Aim ▸
Copy the data that follows, character for character, minus the pictures.

Available records ▸
— Start —

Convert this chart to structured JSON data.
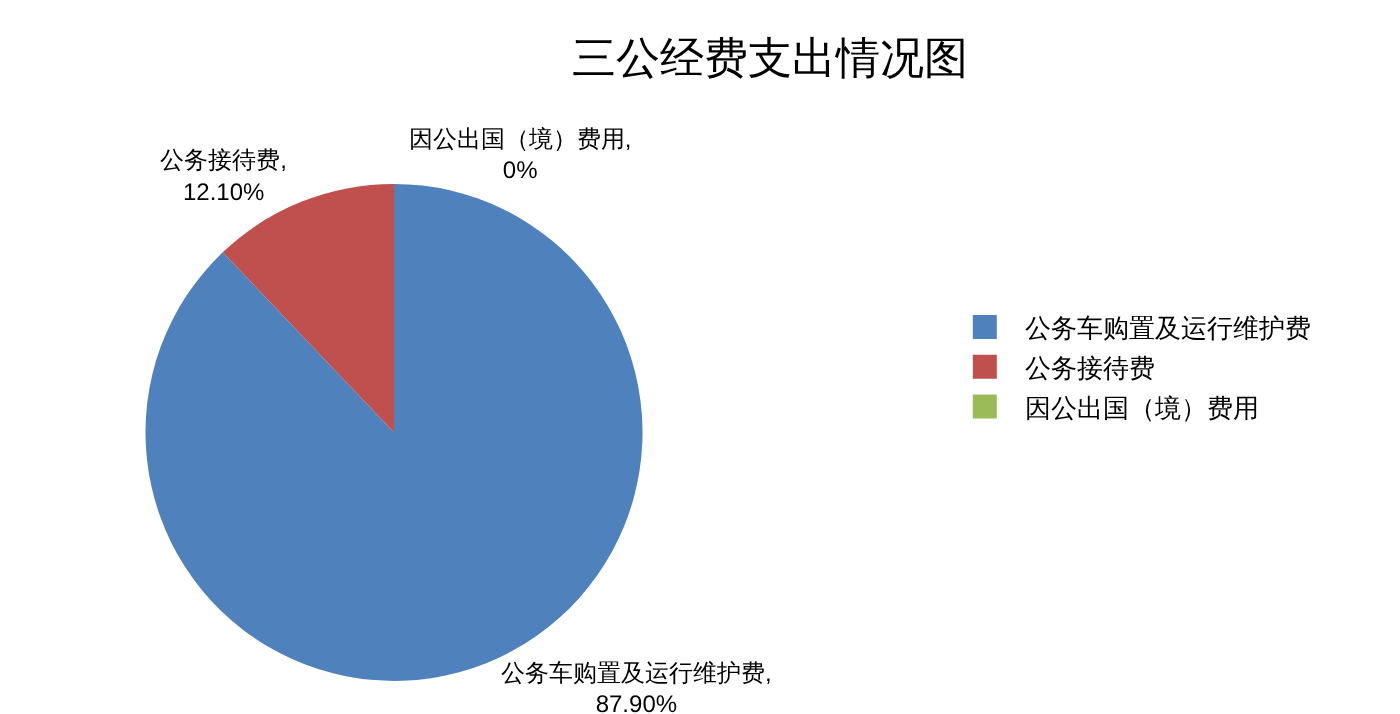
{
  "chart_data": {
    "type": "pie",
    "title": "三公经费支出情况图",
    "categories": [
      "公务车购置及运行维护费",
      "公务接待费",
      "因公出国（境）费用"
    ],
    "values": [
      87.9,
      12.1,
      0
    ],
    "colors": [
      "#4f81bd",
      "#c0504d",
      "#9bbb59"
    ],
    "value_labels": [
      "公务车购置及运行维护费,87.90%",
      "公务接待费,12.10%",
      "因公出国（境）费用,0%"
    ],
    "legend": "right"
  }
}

— End —

Solution below ▸
Convert this chart to structured JSON data.
{
  "chart_data": {
    "type": "pie",
    "title": "三公经费支出情况图",
    "categories": [
      "公务车购置及运行维护费",
      "公务接待费",
      "因公出国（境）费用"
    ],
    "values": [
      87.9,
      12.1,
      0
    ],
    "colors": [
      "#4f81bd",
      "#c0504d",
      "#9bbb59"
    ],
    "value_labels": [
      "公务车购置及运行维护费,87.90%",
      "公务接待费,12.10%",
      "因公出国（境）费用,0%"
    ],
    "legend": "right"
  }
}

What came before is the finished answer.